Request: Present, as a JSON list of strings with one string per line and blank lines omitted, the lines starting with the line containing "x-tick-label: 2014: [687, 456, 715, 469]" and going on through the line containing "x-tick-label: 2013: [643, 456, 671, 469]".

Lines of data:
■ ■ ■ ■ ■ ■ ■

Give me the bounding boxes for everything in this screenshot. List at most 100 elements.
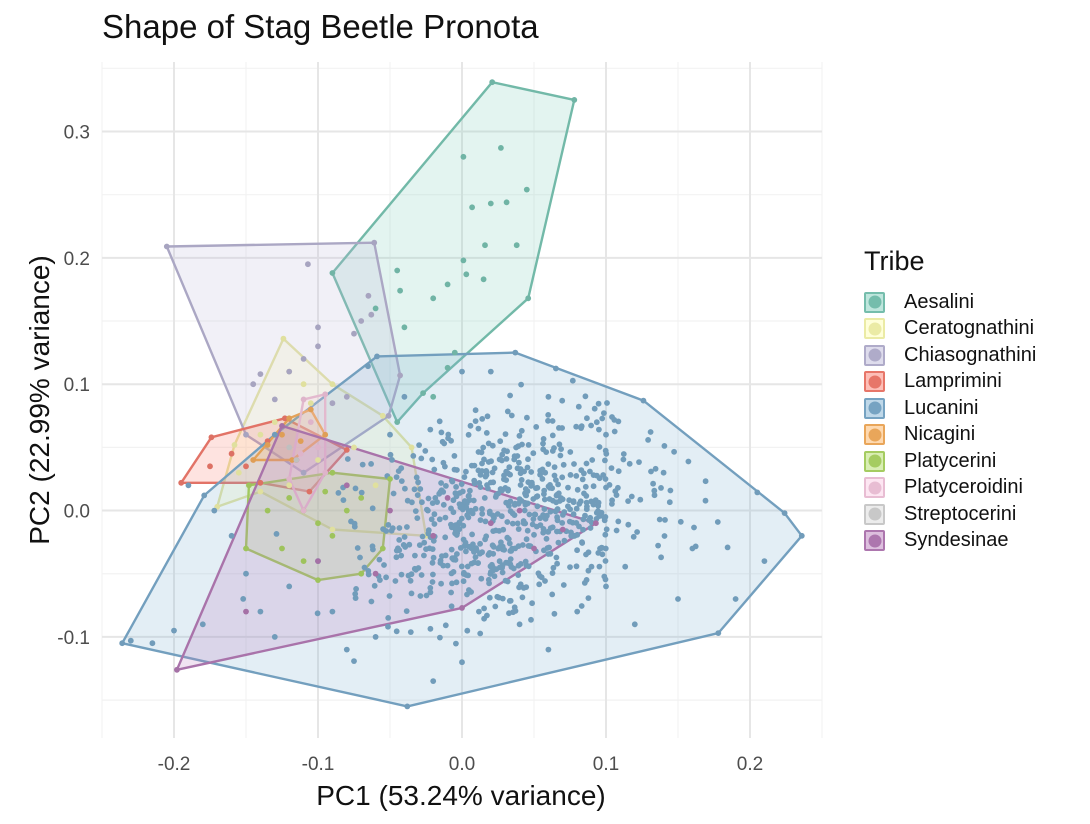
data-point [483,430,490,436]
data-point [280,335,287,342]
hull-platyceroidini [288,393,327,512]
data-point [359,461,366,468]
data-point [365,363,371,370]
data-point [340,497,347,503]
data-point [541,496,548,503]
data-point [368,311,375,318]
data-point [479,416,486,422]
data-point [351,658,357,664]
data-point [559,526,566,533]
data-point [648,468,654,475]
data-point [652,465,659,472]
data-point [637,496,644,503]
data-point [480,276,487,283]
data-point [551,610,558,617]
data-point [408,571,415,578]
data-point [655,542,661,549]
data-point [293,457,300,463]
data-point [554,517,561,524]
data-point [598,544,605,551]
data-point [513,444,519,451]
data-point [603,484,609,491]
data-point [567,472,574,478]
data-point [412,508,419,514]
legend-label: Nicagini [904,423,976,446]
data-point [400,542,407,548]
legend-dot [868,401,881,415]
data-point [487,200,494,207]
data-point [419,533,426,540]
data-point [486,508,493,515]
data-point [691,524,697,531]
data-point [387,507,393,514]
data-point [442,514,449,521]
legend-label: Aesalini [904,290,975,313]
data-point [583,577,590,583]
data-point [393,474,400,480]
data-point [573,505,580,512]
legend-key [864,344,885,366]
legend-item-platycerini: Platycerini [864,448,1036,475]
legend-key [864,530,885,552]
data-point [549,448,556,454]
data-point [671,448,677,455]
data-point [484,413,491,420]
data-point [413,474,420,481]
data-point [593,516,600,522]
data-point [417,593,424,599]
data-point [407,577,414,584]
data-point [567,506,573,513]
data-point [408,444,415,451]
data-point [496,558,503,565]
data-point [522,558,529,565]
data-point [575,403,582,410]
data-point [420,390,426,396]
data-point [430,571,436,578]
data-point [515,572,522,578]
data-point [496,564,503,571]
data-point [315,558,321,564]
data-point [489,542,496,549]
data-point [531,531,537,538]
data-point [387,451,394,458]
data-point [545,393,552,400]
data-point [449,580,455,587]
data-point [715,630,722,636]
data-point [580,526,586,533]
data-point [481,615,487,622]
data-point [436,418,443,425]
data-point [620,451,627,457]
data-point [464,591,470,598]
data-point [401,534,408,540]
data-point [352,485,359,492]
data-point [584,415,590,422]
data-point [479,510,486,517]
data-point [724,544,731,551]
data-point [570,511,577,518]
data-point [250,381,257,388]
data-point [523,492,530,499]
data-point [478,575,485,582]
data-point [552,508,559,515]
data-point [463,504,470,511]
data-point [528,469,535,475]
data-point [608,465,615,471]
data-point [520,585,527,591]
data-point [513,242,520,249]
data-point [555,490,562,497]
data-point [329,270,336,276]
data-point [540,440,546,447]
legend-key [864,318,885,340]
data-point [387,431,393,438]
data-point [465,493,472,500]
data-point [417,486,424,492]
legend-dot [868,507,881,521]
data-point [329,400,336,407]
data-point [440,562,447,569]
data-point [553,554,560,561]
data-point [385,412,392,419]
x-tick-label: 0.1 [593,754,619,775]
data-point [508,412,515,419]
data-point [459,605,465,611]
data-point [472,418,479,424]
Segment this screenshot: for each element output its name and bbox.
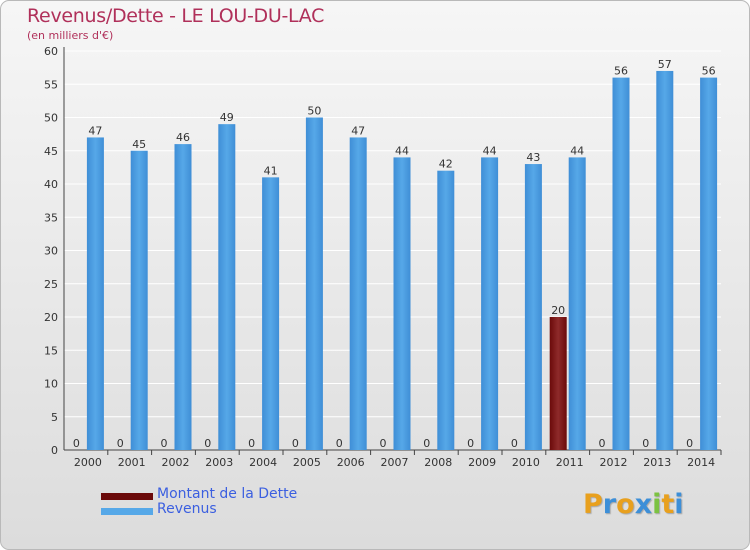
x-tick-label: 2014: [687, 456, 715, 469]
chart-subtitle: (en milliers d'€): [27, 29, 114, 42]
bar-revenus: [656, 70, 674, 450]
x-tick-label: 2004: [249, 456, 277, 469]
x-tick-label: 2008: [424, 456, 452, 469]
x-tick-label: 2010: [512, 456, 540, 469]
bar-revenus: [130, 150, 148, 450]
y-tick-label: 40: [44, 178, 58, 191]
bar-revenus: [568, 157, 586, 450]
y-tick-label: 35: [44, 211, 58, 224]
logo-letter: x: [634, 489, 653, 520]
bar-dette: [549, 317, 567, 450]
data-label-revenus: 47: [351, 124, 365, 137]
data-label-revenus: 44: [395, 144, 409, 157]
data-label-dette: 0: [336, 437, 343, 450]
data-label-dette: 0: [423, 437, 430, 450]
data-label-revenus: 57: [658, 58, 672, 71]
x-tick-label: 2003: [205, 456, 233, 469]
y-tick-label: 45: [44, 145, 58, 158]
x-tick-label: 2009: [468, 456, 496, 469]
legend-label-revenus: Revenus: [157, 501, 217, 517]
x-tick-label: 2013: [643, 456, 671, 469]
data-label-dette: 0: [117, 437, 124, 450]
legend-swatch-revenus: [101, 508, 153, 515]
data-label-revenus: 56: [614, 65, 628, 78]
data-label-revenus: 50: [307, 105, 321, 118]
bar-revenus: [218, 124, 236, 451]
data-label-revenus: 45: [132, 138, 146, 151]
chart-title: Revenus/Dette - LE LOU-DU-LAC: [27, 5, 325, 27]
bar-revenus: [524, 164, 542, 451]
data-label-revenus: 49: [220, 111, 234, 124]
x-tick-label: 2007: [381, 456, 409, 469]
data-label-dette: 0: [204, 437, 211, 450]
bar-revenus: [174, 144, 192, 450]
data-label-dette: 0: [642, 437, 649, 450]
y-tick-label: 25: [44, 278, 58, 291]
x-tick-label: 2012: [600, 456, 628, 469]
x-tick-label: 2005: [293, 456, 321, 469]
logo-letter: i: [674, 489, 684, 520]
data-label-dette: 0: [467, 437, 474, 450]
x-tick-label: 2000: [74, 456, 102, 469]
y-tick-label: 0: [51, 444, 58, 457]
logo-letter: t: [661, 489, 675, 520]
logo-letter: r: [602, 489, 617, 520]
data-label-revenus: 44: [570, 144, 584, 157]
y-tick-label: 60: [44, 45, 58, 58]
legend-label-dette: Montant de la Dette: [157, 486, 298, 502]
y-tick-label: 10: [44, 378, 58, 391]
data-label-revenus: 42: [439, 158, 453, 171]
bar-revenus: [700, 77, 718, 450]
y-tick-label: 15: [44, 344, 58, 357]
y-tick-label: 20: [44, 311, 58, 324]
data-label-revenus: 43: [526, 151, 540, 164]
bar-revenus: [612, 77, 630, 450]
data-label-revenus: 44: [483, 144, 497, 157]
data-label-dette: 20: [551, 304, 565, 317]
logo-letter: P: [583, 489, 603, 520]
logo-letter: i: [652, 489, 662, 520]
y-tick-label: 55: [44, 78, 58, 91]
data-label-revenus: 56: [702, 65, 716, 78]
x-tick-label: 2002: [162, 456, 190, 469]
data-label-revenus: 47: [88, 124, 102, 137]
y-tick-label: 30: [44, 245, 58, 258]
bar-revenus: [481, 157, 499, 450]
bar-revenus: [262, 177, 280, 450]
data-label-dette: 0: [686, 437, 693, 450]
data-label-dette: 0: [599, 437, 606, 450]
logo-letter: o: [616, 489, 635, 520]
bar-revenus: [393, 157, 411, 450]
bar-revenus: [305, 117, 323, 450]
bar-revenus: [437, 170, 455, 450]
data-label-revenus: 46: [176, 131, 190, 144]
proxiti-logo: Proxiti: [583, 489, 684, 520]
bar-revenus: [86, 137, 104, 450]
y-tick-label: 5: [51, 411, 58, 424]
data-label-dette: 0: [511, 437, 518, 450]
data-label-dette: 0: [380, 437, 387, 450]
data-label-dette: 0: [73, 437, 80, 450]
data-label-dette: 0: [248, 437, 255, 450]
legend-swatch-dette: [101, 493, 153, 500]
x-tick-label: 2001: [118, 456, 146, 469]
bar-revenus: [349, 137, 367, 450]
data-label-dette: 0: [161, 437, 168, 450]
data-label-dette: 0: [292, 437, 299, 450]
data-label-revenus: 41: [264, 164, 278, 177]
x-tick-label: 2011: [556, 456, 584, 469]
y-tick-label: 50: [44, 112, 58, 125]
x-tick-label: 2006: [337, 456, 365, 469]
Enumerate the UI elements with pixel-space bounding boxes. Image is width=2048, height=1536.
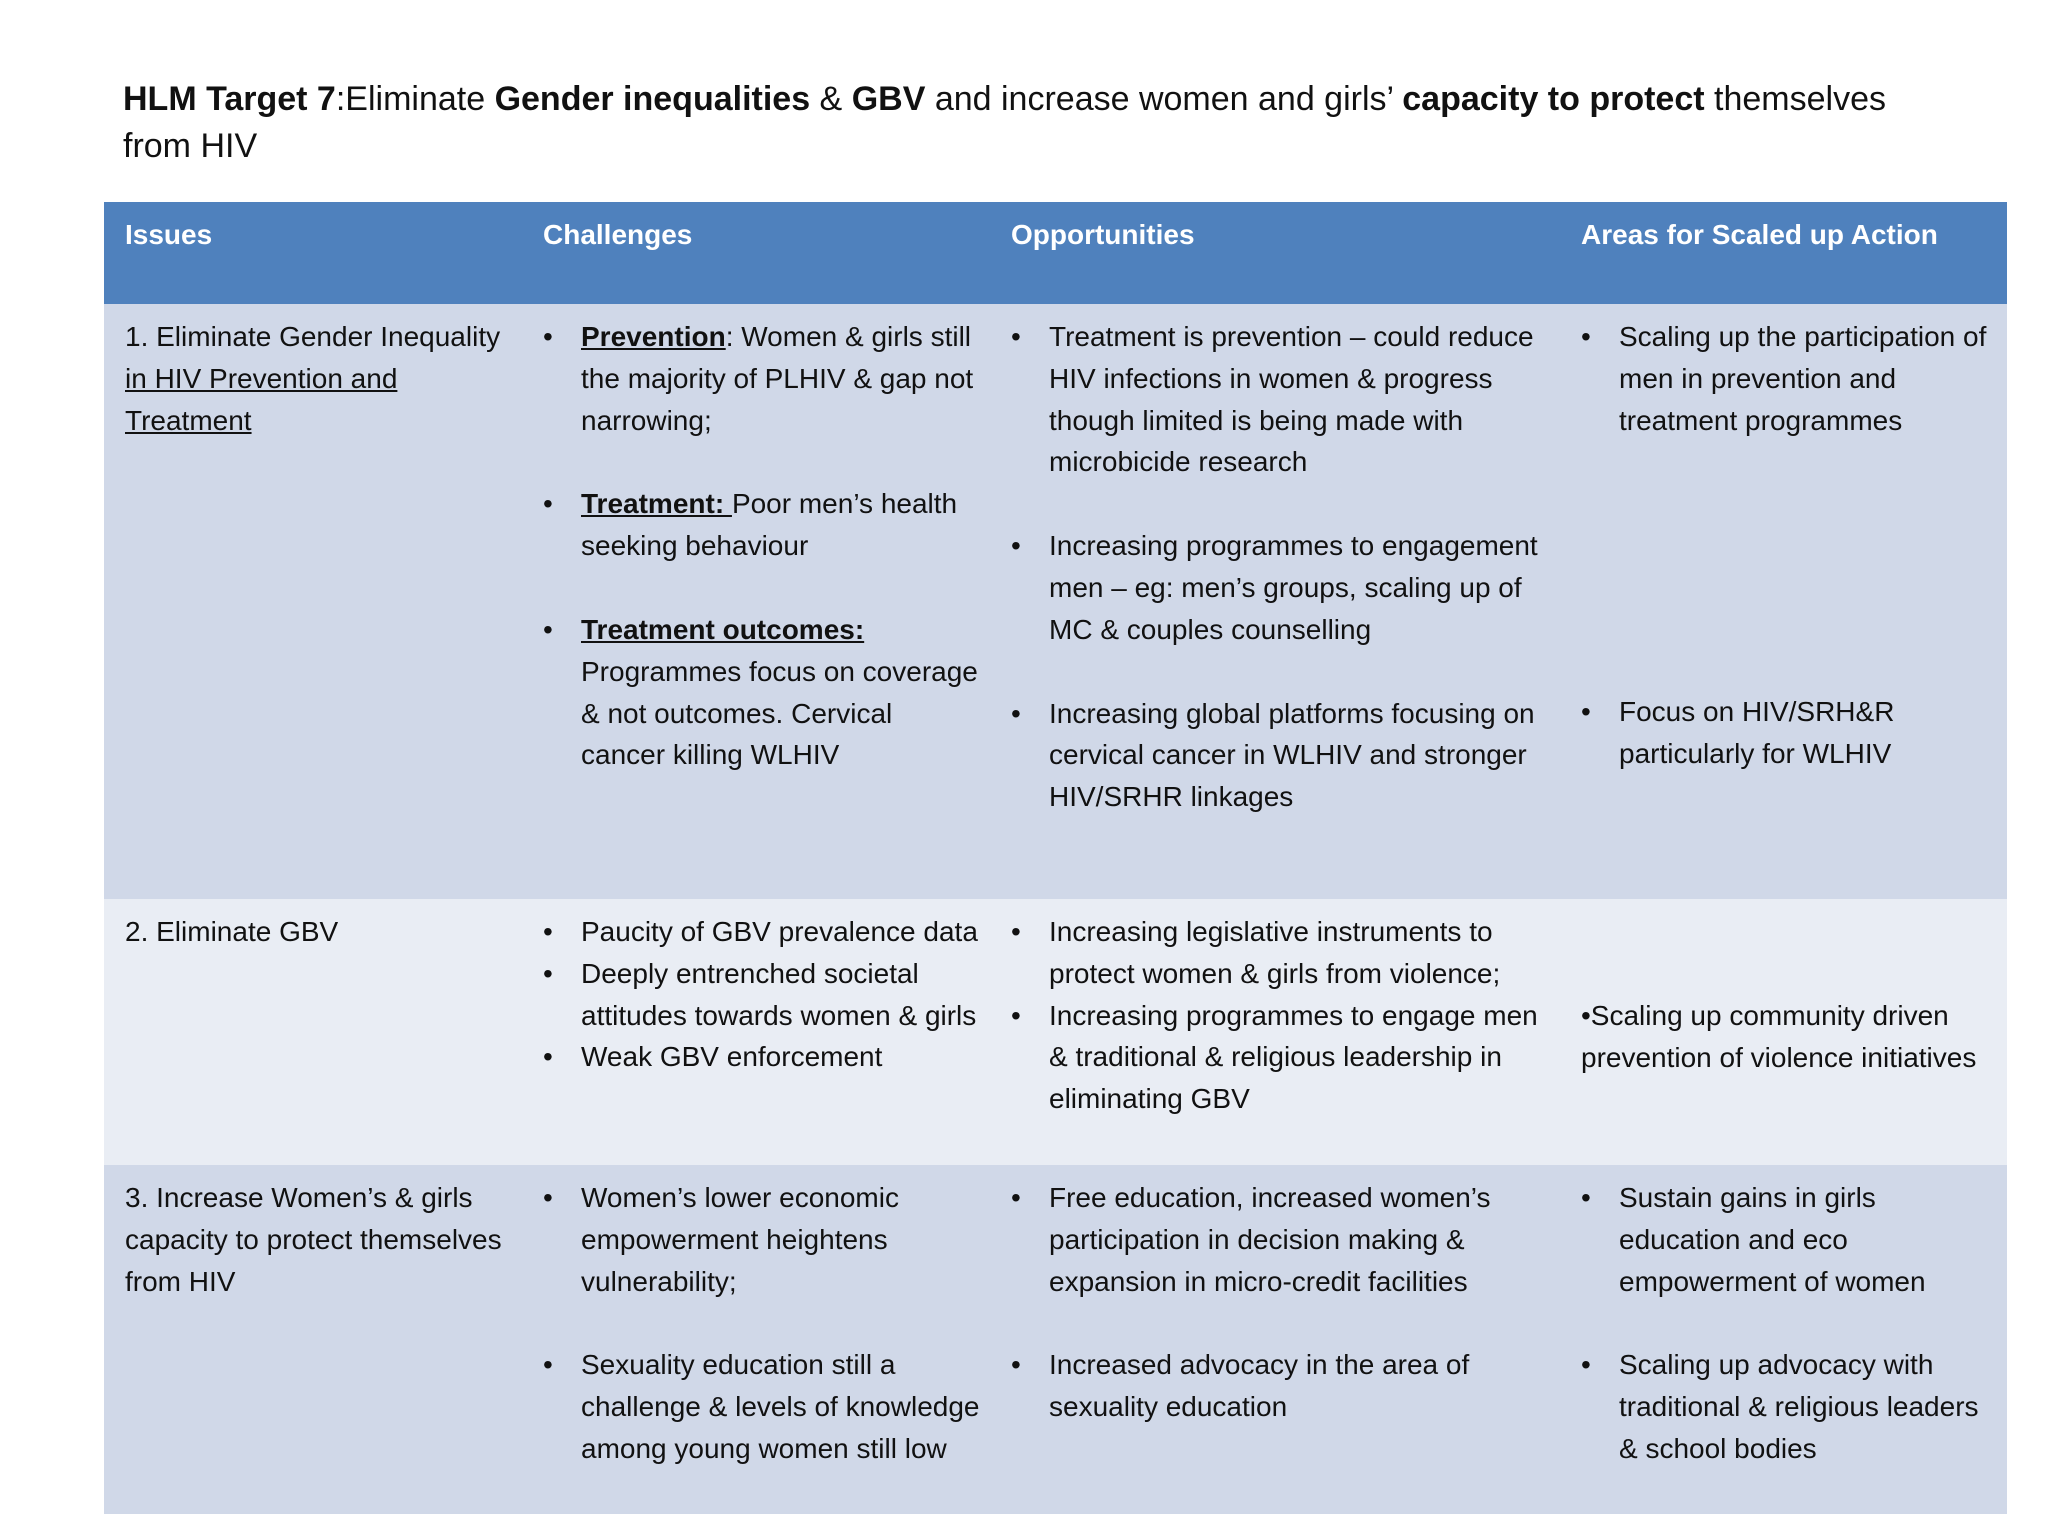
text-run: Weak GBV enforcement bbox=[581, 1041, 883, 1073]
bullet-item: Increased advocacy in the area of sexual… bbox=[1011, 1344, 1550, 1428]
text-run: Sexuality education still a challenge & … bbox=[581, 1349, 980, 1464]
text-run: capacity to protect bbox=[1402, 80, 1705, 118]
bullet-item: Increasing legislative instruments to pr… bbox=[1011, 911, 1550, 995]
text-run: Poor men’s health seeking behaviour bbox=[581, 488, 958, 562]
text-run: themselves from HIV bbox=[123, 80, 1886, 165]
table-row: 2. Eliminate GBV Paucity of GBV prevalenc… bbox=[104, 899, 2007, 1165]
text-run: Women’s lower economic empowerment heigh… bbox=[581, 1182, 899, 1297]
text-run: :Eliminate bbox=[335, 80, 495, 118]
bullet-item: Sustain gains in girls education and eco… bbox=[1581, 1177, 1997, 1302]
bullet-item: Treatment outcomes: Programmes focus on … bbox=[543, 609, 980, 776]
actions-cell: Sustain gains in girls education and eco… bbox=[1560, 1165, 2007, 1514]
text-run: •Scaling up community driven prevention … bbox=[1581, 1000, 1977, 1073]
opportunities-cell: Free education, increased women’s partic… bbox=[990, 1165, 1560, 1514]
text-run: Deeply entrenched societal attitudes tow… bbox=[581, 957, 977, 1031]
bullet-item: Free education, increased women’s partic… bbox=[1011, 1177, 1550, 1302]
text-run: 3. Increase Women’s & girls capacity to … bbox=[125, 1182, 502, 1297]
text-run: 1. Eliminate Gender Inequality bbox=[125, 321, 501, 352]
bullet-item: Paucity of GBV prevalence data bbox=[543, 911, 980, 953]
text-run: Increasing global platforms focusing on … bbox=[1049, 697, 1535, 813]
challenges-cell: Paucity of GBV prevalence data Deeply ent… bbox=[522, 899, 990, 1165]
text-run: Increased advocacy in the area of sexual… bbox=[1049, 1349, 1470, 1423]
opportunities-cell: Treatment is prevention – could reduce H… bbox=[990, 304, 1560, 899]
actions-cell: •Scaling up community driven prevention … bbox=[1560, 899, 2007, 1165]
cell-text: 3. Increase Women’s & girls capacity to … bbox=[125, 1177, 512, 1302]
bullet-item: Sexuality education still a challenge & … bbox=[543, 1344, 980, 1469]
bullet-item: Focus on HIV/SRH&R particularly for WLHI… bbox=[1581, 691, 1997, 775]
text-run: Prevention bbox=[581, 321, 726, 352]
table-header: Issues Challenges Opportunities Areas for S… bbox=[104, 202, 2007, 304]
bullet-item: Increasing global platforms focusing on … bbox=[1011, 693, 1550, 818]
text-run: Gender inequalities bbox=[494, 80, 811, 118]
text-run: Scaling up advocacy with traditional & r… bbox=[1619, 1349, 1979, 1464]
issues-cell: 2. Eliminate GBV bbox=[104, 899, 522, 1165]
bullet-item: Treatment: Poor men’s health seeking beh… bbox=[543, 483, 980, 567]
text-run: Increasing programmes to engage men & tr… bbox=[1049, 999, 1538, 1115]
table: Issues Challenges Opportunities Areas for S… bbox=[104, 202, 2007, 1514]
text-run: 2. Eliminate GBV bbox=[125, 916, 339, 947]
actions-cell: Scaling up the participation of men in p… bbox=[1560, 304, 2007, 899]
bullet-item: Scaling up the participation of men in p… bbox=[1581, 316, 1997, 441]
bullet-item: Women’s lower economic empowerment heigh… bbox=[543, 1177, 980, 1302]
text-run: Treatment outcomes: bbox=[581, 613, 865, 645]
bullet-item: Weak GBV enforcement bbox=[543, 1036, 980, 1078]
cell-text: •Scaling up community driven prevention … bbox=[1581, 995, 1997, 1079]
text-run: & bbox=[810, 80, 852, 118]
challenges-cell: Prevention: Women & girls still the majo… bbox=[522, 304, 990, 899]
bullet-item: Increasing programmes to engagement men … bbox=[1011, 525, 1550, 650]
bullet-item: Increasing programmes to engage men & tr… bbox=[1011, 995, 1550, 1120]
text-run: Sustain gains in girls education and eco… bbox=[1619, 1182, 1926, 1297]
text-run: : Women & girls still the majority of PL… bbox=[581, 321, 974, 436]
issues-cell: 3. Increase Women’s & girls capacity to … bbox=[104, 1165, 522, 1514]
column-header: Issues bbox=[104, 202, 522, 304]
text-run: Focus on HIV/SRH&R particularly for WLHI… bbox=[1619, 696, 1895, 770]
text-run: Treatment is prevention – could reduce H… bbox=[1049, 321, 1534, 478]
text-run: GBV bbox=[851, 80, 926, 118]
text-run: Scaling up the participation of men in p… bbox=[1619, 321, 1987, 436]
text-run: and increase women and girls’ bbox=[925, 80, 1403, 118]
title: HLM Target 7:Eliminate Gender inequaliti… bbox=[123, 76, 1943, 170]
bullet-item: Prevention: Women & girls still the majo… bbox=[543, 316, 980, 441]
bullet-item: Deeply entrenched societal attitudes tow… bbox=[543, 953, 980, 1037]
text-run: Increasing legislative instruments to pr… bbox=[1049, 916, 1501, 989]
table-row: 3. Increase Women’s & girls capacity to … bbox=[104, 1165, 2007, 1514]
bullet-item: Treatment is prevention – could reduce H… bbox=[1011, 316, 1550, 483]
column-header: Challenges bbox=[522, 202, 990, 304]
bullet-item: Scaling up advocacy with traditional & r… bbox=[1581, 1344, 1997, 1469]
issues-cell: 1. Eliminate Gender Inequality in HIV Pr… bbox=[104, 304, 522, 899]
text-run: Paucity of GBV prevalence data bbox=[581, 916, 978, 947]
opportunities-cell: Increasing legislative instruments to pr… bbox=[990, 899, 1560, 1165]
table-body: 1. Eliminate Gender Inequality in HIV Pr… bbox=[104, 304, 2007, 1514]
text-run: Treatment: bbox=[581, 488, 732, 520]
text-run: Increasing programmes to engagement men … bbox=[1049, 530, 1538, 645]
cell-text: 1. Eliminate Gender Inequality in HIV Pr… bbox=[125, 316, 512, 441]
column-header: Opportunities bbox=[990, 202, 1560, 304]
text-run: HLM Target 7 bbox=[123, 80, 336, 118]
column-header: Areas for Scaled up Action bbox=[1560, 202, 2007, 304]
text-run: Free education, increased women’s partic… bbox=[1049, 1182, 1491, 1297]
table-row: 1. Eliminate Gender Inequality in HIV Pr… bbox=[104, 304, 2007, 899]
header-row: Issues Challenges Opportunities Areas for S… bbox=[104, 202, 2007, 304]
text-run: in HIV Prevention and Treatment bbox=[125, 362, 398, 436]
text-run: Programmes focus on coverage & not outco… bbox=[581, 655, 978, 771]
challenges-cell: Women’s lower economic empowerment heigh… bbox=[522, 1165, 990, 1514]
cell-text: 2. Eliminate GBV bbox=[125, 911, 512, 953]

■ ■ ■ ■ ■ ■ ■

Answer:
[
  "x-tick-label: 2014: [687, 456, 715, 469]",
  "chart-subtitle: (en milliers d'€): [27, 29, 114, 42]",
  "bar-revenus: [656, 70, 674, 450]",
  "x-tick-label: 2004: [249, 456, 277, 469]",
  "x-tick-label: 2008: [424, 456, 452, 469]",
  "x-tick-label: 2010: [512, 456, 540, 469]",
  "bar-revenus: [130, 150, 148, 450]",
  "y-tick-label: 40: [44, 178, 58, 191]",
  "bar-revenus: [568, 157, 586, 450]",
  "y-tick-label: 35: [44, 211, 58, 224]",
  "logo-letter: x: [634, 489, 653, 520]",
  "bar-dette: [549, 317, 567, 450]",
  "data-label-revenus: 47: [351, 124, 365, 137]",
  "data-label-revenus: 44: [395, 144, 409, 157]",
  "data-label-dette: 0: [336, 437, 343, 450]",
  "data-label-dette: 0: [423, 437, 430, 450]",
  "data-label-revenus: 57: [658, 58, 672, 71]",
  "x-tick-label: 2003: [205, 456, 233, 469]",
  "y-tick-label: 45: [44, 145, 58, 158]",
  "x-tick-label: 2009: [468, 456, 496, 469]",
  "legend-label-revenus: Revenus: [157, 501, 217, 517]",
  "x-tick-label: 2013: [643, 456, 671, 469]"
]